**What you need to do**
Output every record word for word.

## Start Excerpted data

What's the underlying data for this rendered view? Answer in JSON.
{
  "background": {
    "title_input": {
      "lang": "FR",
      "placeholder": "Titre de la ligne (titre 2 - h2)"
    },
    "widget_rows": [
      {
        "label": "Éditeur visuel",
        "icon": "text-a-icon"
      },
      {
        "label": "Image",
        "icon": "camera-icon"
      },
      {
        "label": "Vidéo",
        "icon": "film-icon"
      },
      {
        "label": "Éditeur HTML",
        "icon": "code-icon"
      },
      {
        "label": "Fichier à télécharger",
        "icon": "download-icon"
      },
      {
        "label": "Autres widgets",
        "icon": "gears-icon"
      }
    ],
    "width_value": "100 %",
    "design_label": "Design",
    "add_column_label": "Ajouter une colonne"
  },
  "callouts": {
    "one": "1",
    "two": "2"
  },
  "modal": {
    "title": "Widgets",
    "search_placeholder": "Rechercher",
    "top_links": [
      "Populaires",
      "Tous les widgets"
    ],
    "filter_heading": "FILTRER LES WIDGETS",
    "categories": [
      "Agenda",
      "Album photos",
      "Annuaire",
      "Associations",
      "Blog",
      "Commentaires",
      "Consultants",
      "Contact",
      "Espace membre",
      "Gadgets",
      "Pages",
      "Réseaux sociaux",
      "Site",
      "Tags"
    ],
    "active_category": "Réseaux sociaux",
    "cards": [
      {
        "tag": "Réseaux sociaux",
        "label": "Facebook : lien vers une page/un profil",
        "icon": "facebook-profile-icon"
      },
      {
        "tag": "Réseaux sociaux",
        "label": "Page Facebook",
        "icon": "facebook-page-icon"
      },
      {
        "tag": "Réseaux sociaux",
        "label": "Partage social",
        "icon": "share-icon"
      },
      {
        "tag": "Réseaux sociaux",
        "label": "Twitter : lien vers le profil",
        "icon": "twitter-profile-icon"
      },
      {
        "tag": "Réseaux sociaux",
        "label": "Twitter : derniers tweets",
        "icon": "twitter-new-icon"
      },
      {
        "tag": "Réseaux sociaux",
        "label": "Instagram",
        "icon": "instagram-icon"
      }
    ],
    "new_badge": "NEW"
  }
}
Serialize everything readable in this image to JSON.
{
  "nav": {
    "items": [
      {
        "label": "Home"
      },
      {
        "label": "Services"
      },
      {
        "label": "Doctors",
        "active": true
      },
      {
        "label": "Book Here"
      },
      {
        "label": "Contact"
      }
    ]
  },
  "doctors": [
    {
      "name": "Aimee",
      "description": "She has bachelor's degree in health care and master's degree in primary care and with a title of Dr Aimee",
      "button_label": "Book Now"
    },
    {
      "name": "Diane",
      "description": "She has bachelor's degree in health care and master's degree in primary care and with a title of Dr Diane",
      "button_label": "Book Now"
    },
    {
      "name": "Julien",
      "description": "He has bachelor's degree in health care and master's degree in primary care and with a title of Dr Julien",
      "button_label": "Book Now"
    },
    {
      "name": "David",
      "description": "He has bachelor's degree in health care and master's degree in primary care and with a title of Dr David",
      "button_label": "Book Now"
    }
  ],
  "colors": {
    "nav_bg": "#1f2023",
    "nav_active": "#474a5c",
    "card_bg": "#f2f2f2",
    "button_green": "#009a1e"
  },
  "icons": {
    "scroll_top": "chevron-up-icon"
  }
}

## End Excerpted data

**The output**
What's the underlying data for this rendered view? Answer in JSON.
{
  "background": {
    "title_input": {
      "lang": "FR",
      "placeholder": "Titre de la ligne (titre 2 - h2)"
    },
    "widget_rows": [
      {
        "label": "Éditeur visuel",
        "icon": "text-a-icon"
      },
      {
        "label": "Image",
        "icon": "camera-icon"
      },
      {
        "label": "Vidéo",
        "icon": "film-icon"
      },
      {
        "label": "Éditeur HTML",
        "icon": "code-icon"
      },
      {
        "label": "Fichier à télécharger",
        "icon": "download-icon"
      },
      {
        "label": "Autres widgets",
        "icon": "gears-icon"
      }
    ],
    "width_value": "100 %",
    "design_label": "Design",
    "add_column_label": "Ajouter une colonne"
  },
  "callouts": {
    "one": "1",
    "two": "2"
  },
  "modal": {
    "title": "Widgets",
    "search_placeholder": "Rechercher",
    "top_links": [
      "Populaires",
      "Tous les widgets"
    ],
    "filter_heading": "FILTRER LES WIDGETS",
    "categories": [
      "Agenda",
      "Album photos",
      "Annuaire",
      "Associations",
      "Blog",
      "Commentaires",
      "Consultants",
      "Contact",
      "Espace membre",
      "Gadgets",
      "Pages",
      "Réseaux sociaux",
      "Site",
      "Tags"
    ],
    "active_category": "Réseaux sociaux",
    "cards": [
      {
        "tag": "Réseaux sociaux",
        "label": "Facebook : lien vers une page/un profil",
        "icon": "facebook-profile-icon"
      },
      {
        "tag": "Réseaux sociaux",
        "label": "Page Facebook",
        "icon": "facebook-page-icon"
      },
      {
        "tag": "Réseaux sociaux",
        "label": "Partage social",
        "icon": "share-icon"
      },
      {
        "tag": "Réseaux sociaux",
        "label": "Twitter : lien vers le profil",
        "icon": "twitter-profile-icon"
      },
      {
        "tag": "Réseaux sociaux",
        "label": "Twitter : derniers tweets",
        "icon": "twitter-new-icon"
      },
      {
        "tag": "Réseaux sociaux",
        "label": "Instagram",
        "icon": "instagram-icon"
      }
    ],
    "new_badge": "NEW"
  }
}
Serialize everything readable in this image to JSON.
{
  "nav": {
    "items": [
      {
        "label": "Home"
      },
      {
        "label": "Services"
      },
      {
        "label": "Doctors",
        "active": true
      },
      {
        "label": "Book Here"
      },
      {
        "label": "Contact"
      }
    ]
  },
  "doctors": [
    {
      "name": "Aimee",
      "description": "She has bachelor's degree in health care and master's degree in primary care and with a title of Dr Aimee",
      "button_label": "Book Now"
    },
    {
      "name": "Diane",
      "description": "She has bachelor's degree in health care and master's degree in primary care and with a title of Dr Diane",
      "button_label": "Book Now"
    },
    {
      "name": "Julien",
      "description": "He has bachelor's degree in health care and master's degree in primary care and with a title of Dr Julien",
      "button_label": "Book Now"
    },
    {
      "name": "David",
      "description": "He has bachelor's degree in health care and master's degree in primary care and with a title of Dr David",
      "button_label": "Book Now"
    }
  ],
  "colors": {
    "nav_bg": "#1f2023",
    "nav_active": "#474a5c",
    "card_bg": "#f2f2f2",
    "button_green": "#009a1e"
  },
  "icons": {
    "scroll_top": "chevron-up-icon"
  }
}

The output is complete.